• To be done: Copy all lines below exactly as written. Leave pictures out.

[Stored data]
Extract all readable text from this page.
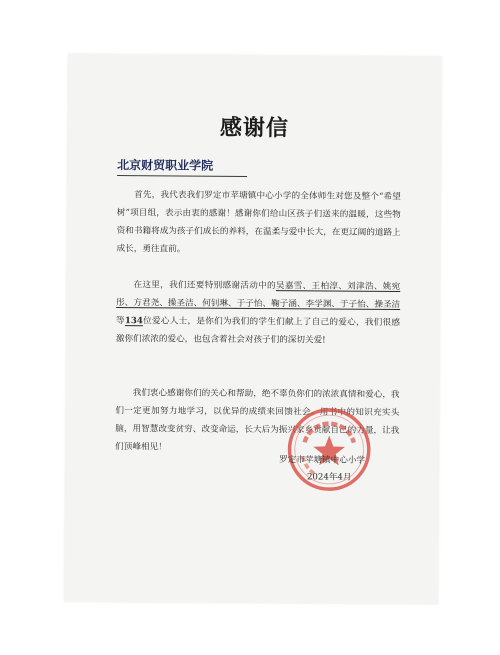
感谢信
北京财贸职业学院

首先，我代表我们罗定市苹塘镇中心小学的全体师生对您及整个“希望树”项目组，表示由衷的感谢！感谢你们给山区孩子们送来的温暖，这些物资和书籍将成为孩子们成长的养料，在温柔与爱中长大，在更辽阔的道路上成长，勇往直前。

在这里，我们还要特别感谢活动中的吴嘉雪、王柏淳、刘津浩、姚宛彤、方君尧、操圣洁、何钊琳、于子怡、鞠子涵、李学渊、于子怡、操圣洁等134位爱心人士，是你们为我们的学生们献上了自己的爱心，我们很感激你们浓浓的爱心，也包含着社会对孩子们的深切关爱!

我们衷心感谢你们的关心和帮助，绝不辜负你们的浓浓真情和爱心，我们一定更加努力地学习，以优异的成绩来回馈社会。用书中的知识充实头脑，用智慧改变贫穷、改变命运，长大后为振兴家乡贡献自己的力量，让我们顶峰相见！

罗定市苹塘镇中心小学
2024年4月
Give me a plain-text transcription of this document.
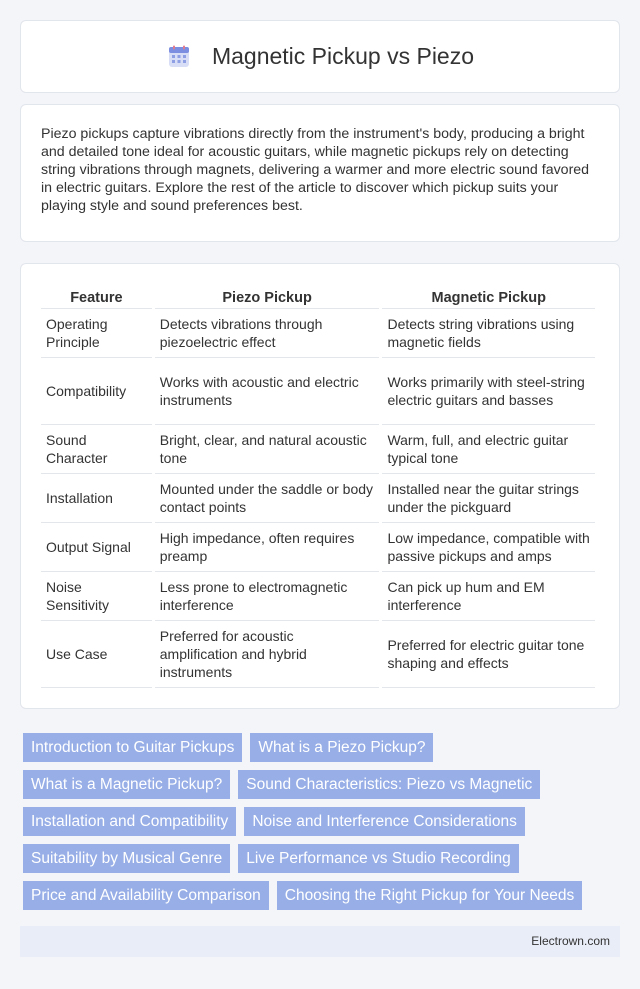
Magnetic Pickup vs Piezo

Piezo pickups capture vibrations directly from the instrument's body, producing a bright and detailed tone ideal for acoustic guitars, while magnetic pickups rely on detecting string vibrations through magnets, delivering a warmer and more electric sound favored in electric guitars. Explore the rest of the article to discover which pickup suits your playing style and sound preferences best.

Feature	Piezo Pickup	Magnetic Pickup
Operating Principle	Detects vibrations through piezoelectric effect	Detects string vibrations using magnetic fields
Compatibility	Works with acoustic and electric instruments	Works primarily with steel-string electric guitars and basses
Sound Character	Bright, clear, and natural acoustic tone	Warm, full, and electric guitar typical tone
Installation	Mounted under the saddle or body contact points	Installed near the guitar strings under the pickguard
Output Signal	High impedance, often requires preamp	Low impedance, compatible with passive pickups and amps
Noise Sensitivity	Less prone to electromagnetic interference	Can pick up hum and EM interference
Use Case	Preferred for acoustic amplification and hybrid instruments	Preferred for electric guitar tone shaping and effects
Introduction to Guitar Pickups	What is a Piezo Pickup?
What is a Magnetic Pickup?	Sound Characteristics: Piezo vs Magnetic
Installation and Compatibility	Noise and Interference Considerations
Suitability by Musical Genre	Live Performance vs Studio Recording
Price and Availability Comparison	Choosing the Right Pickup for Your Needs
Electrown.com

• Exercise response:
Extract all readable text from this page.
感谢信
北京财贸职业学院

首先，我代表我们罗定市苹塘镇中心小学的全体师生对您及整个“希望树”项目组，表示由衷的感谢！感谢你们给山区孩子们送来的温暖，这些物资和书籍将成为孩子们成长的养料，在温柔与爱中长大，在更辽阔的道路上成长，勇往直前。

在这里，我们还要特别感谢活动中的吴嘉雪、王柏淳、刘津浩、姚宛彤、方君尧、操圣洁、何钊琳、于子怡、鞠子涵、李学渊、于子怡、操圣洁等134位爱心人士，是你们为我们的学生们献上了自己的爱心，我们很感激你们浓浓的爱心，也包含着社会对孩子们的深切关爱!

我们衷心感谢你们的关心和帮助，绝不辜负你们的浓浓真情和爱心，我们一定更加努力地学习，以优异的成绩来回馈社会。用书中的知识充实头脑，用智慧改变贫穷、改变命运，长大后为振兴家乡贡献自己的力量，让我们顶峰相见！

罗定市苹塘镇中心小学
2024年4月
Give me a plain-text transcription of this document.
Magnetic Pickup vs Piezo

Piezo pickups capture vibrations directly from the instrument's body, producing a bright and detailed tone ideal for acoustic guitars, while magnetic pickups rely on detecting string vibrations through magnets, delivering a warmer and more electric sound favored in electric guitars. Explore the rest of the article to discover which pickup suits your playing style and sound preferences best.

Feature	Piezo Pickup	Magnetic Pickup
Operating Principle	Detects vibrations through piezoelectric effect	Detects string vibrations using magnetic fields
Compatibility	Works with acoustic and electric instruments	Works primarily with steel-string electric guitars and basses
Sound Character	Bright, clear, and natural acoustic tone	Warm, full, and electric guitar typical tone
Installation	Mounted under the saddle or body contact points	Installed near the guitar strings under the pickguard
Output Signal	High impedance, often requires preamp	Low impedance, compatible with passive pickups and amps
Noise Sensitivity	Less prone to electromagnetic interference	Can pick up hum and EM interference
Use Case	Preferred for acoustic amplification and hybrid instruments	Preferred for electric guitar tone shaping and effects
Introduction to Guitar Pickups	What is a Piezo Pickup?
What is a Magnetic Pickup?	Sound Characteristics: Piezo vs Magnetic
Installation and Compatibility	Noise and Interference Considerations
Suitability by Musical Genre	Live Performance vs Studio Recording
Price and Availability Comparison	Choosing the Right Pickup for Your Needs
Electrown.com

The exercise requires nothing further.